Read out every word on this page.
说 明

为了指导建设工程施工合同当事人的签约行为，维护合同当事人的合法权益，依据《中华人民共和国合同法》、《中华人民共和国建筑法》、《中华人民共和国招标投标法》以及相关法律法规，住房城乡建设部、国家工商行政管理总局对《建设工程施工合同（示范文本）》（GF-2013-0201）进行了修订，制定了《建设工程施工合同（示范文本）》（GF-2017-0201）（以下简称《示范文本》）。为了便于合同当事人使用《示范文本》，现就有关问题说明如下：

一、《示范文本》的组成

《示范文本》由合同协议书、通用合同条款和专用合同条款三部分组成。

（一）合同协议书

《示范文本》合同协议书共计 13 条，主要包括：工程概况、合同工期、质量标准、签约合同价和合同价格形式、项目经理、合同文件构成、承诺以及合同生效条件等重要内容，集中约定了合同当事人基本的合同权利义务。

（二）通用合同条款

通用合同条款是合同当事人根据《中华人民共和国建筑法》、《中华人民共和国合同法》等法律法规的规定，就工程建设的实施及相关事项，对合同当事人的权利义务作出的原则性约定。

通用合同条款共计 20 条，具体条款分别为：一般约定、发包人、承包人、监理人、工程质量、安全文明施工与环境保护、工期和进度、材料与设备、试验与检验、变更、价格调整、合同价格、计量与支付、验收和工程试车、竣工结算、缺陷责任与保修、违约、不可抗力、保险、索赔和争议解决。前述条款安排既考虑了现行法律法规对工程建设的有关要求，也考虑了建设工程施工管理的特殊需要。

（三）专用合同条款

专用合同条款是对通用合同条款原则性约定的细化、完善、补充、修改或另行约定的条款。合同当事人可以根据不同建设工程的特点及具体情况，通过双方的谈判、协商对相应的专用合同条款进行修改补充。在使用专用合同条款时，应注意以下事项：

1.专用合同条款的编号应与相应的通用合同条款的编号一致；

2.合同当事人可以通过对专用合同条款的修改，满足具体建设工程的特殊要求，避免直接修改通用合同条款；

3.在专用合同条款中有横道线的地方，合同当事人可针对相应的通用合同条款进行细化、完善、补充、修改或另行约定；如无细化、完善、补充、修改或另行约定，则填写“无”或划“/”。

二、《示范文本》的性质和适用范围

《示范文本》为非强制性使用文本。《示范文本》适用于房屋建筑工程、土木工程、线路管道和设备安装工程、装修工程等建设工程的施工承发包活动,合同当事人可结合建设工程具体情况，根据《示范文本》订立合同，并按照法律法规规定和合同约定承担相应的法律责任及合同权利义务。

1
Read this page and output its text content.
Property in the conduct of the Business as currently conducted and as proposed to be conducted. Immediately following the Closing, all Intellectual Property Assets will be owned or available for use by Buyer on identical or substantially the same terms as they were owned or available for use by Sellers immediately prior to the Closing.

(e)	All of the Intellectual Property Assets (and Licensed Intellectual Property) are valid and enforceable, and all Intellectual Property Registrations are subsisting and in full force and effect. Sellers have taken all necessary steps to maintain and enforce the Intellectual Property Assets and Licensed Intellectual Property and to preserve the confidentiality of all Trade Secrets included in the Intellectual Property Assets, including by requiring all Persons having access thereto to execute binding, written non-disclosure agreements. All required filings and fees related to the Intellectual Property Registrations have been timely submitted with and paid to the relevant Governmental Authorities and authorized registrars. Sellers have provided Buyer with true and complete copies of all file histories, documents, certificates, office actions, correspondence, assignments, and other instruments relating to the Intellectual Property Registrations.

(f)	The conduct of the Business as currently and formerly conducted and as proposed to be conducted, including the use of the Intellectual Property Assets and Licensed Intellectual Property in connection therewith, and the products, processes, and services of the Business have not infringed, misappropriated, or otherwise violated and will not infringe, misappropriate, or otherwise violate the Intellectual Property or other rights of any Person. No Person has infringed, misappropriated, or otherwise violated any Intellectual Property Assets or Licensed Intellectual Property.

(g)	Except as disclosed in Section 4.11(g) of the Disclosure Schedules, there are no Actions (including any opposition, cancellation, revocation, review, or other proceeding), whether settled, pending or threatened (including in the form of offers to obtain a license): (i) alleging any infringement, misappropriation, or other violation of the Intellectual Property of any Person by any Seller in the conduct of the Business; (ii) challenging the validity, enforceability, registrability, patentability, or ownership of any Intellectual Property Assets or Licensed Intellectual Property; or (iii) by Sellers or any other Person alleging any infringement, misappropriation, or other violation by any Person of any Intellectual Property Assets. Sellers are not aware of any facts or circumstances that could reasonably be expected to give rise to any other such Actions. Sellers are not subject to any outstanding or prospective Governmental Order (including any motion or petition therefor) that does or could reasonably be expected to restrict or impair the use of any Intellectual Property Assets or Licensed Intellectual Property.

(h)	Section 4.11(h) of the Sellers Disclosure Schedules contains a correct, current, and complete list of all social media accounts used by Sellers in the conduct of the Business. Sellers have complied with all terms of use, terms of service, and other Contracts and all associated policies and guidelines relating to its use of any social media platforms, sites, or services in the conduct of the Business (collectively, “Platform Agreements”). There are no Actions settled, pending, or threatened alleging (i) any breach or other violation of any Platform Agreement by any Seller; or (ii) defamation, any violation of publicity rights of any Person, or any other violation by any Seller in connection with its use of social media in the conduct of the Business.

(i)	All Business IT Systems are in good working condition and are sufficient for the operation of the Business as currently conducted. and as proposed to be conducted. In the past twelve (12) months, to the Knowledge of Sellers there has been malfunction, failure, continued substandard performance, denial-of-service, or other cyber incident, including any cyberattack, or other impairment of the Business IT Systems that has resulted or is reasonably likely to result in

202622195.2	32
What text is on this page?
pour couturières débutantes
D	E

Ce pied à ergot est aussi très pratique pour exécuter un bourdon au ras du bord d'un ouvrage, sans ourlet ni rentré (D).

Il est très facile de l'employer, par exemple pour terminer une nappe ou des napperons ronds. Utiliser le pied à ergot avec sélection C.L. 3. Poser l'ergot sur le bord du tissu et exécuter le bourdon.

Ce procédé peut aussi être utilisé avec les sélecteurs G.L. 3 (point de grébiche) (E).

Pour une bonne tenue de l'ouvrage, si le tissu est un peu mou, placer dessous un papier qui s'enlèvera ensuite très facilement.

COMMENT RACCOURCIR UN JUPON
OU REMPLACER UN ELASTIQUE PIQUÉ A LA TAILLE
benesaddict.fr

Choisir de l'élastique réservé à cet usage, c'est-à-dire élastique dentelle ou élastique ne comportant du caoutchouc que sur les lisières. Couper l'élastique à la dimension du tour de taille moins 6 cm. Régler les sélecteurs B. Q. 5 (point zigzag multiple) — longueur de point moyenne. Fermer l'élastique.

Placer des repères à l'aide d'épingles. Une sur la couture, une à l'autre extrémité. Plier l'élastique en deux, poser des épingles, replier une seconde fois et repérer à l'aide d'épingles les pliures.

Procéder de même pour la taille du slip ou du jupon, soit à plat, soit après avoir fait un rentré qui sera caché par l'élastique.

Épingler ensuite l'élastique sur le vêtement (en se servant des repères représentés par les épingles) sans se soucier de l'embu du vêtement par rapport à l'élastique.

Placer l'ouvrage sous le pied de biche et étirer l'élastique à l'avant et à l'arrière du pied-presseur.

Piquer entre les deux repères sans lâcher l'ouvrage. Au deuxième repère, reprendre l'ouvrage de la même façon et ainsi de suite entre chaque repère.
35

TO BE DONE >> Copy the records above exactly as they appear.

ANSWER FOR THIS EXERCISE >>
Read out every word on this page.
说 明

为了指导建设工程施工合同当事人的签约行为，维护合同当事人的合法权益，依据《中华人民共和国合同法》、《中华人民共和国建筑法》、《中华人民共和国招标投标法》以及相关法律法规，住房城乡建设部、国家工商行政管理总局对《建设工程施工合同（示范文本）》（GF-2013-0201）进行了修订，制定了《建设工程施工合同（示范文本）》（GF-2017-0201）（以下简称《示范文本》）。为了便于合同当事人使用《示范文本》，现就有关问题说明如下：

一、《示范文本》的组成

《示范文本》由合同协议书、通用合同条款和专用合同条款三部分组成。

（一）合同协议书

《示范文本》合同协议书共计 13 条，主要包括：工程概况、合同工期、质量标准、签约合同价和合同价格形式、项目经理、合同文件构成、承诺以及合同生效条件等重要内容，集中约定了合同当事人基本的合同权利义务。

（二）通用合同条款

通用合同条款是合同当事人根据《中华人民共和国建筑法》、《中华人民共和国合同法》等法律法规的规定，就工程建设的实施及相关事项，对合同当事人的权利义务作出的原则性约定。

通用合同条款共计 20 条，具体条款分别为：一般约定、发包人、承包人、监理人、工程质量、安全文明施工与环境保护、工期和进度、材料与设备、试验与检验、变更、价格调整、合同价格、计量与支付、验收和工程试车、竣工结算、缺陷责任与保修、违约、不可抗力、保险、索赔和争议解决。前述条款安排既考虑了现行法律法规对工程建设的有关要求，也考虑了建设工程施工管理的特殊需要。

（三）专用合同条款

专用合同条款是对通用合同条款原则性约定的细化、完善、补充、修改或另行约定的条款。合同当事人可以根据不同建设工程的特点及具体情况，通过双方的谈判、协商对相应的专用合同条款进行修改补充。在使用专用合同条款时，应注意以下事项：

1.专用合同条款的编号应与相应的通用合同条款的编号一致；

2.合同当事人可以通过对专用合同条款的修改，满足具体建设工程的特殊要求，避免直接修改通用合同条款；

3.在专用合同条款中有横道线的地方，合同当事人可针对相应的通用合同条款进行细化、完善、补充、修改或另行约定；如无细化、完善、补充、修改或另行约定，则填写“无”或划“/”。

二、《示范文本》的性质和适用范围

《示范文本》为非强制性使用文本。《示范文本》适用于房屋建筑工程、土木工程、线路管道和设备安装工程、装修工程等建设工程的施工承发包活动,合同当事人可结合建设工程具体情况，根据《示范文本》订立合同，并按照法律法规规定和合同约定承担相应的法律责任及合同权利义务。

1
Read this page and output its text content.
Property in the conduct of the Business as currently conducted and as proposed to be conducted. Immediately following the Closing, all Intellectual Property Assets will be owned or available for use by Buyer on identical or substantially the same terms as they were owned or available for use by Sellers immediately prior to the Closing.

(e)	All of the Intellectual Property Assets (and Licensed Intellectual Property) are valid and enforceable, and all Intellectual Property Registrations are subsisting and in full force and effect. Sellers have taken all necessary steps to maintain and enforce the Intellectual Property Assets and Licensed Intellectual Property and to preserve the confidentiality of all Trade Secrets included in the Intellectual Property Assets, including by requiring all Persons having access thereto to execute binding, written non-disclosure agreements. All required filings and fees related to the Intellectual Property Registrations have been timely submitted with and paid to the relevant Governmental Authorities and authorized registrars. Sellers have provided Buyer with true and complete copies of all file histories, documents, certificates, office actions, correspondence, assignments, and other instruments relating to the Intellectual Property Registrations.

(f)	The conduct of the Business as currently and formerly conducted and as proposed to be conducted, including the use of the Intellectual Property Assets and Licensed Intellectual Property in connection therewith, and the products, processes, and services of the Business have not infringed, misappropriated, or otherwise violated and will not infringe, misappropriate, or otherwise violate the Intellectual Property or other rights of any Person. No Person has infringed, misappropriated, or otherwise violated any Intellectual Property Assets or Licensed Intellectual Property.

(g)	Except as disclosed in Section 4.11(g) of the Disclosure Schedules, there are no Actions (including any opposition, cancellation, revocation, review, or other proceeding), whether settled, pending or threatened (including in the form of offers to obtain a license): (i) alleging any infringement, misappropriation, or other violation of the Intellectual Property of any Person by any Seller in the conduct of the Business; (ii) challenging the validity, enforceability, registrability, patentability, or ownership of any Intellectual Property Assets or Licensed Intellectual Property; or (iii) by Sellers or any other Person alleging any infringement, misappropriation, or other violation by any Person of any Intellectual Property Assets. Sellers are not aware of any facts or circumstances that could reasonably be expected to give rise to any other such Actions. Sellers are not subject to any outstanding or prospective Governmental Order (including any motion or petition therefor) that does or could reasonably be expected to restrict or impair the use of any Intellectual Property Assets or Licensed Intellectual Property.

(h)	Section 4.11(h) of the Sellers Disclosure Schedules contains a correct, current, and complete list of all social media accounts used by Sellers in the conduct of the Business. Sellers have complied with all terms of use, terms of service, and other Contracts and all associated policies and guidelines relating to its use of any social media platforms, sites, or services in the conduct of the Business (collectively, “Platform Agreements”). There are no Actions settled, pending, or threatened alleging (i) any breach or other violation of any Platform Agreement by any Seller; or (ii) defamation, any violation of publicity rights of any Person, or any other violation by any Seller in connection with its use of social media in the conduct of the Business.

(i)	All Business IT Systems are in good working condition and are sufficient for the operation of the Business as currently conducted. and as proposed to be conducted. In the past twelve (12) months, to the Knowledge of Sellers there has been malfunction, failure, continued substandard performance, denial-of-service, or other cyber incident, including any cyberattack, or other impairment of the Business IT Systems that has resulted or is reasonably likely to result in

202622195.2	32
What text is on this page?
pour couturières débutantes
D	E

Ce pied à ergot est aussi très pratique pour exécuter un bourdon au ras du bord d'un ouvrage, sans ourlet ni rentré (D).

Il est très facile de l'employer, par exemple pour terminer une nappe ou des napperons ronds. Utiliser le pied à ergot avec sélection C.L. 3. Poser l'ergot sur le bord du tissu et exécuter le bourdon.

Ce procédé peut aussi être utilisé avec les sélecteurs G.L. 3 (point de grébiche) (E).

Pour une bonne tenue de l'ouvrage, si le tissu est un peu mou, placer dessous un papier qui s'enlèvera ensuite très facilement.

COMMENT RACCOURCIR UN JUPON
OU REMPLACER UN ELASTIQUE PIQUÉ A LA TAILLE
benesaddict.fr

Choisir de l'élastique réservé à cet usage, c'est-à-dire élastique dentelle ou élastique ne comportant du caoutchouc que sur les lisières. Couper l'élastique à la dimension du tour de taille moins 6 cm. Régler les sélecteurs B. Q. 5 (point zigzag multiple) — longueur de point moyenne. Fermer l'élastique.

Placer des repères à l'aide d'épingles. Une sur la couture, une à l'autre extrémité. Plier l'élastique en deux, poser des épingles, replier une seconde fois et repérer à l'aide d'épingles les pliures.

Procéder de même pour la taille du slip ou du jupon, soit à plat, soit après avoir fait un rentré qui sera caché par l'élastique.

Épingler ensuite l'élastique sur le vêtement (en se servant des repères représentés par les épingles) sans se soucier de l'embu du vêtement par rapport à l'élastique.

Placer l'ouvrage sous le pied de biche et étirer l'élastique à l'avant et à l'arrière du pied-presseur.

Piquer entre les deux repères sans lâcher l'ouvrage. Au deuxième repère, reprendre l'ouvrage de la même façon et ainsi de suite entre chaque repère.
35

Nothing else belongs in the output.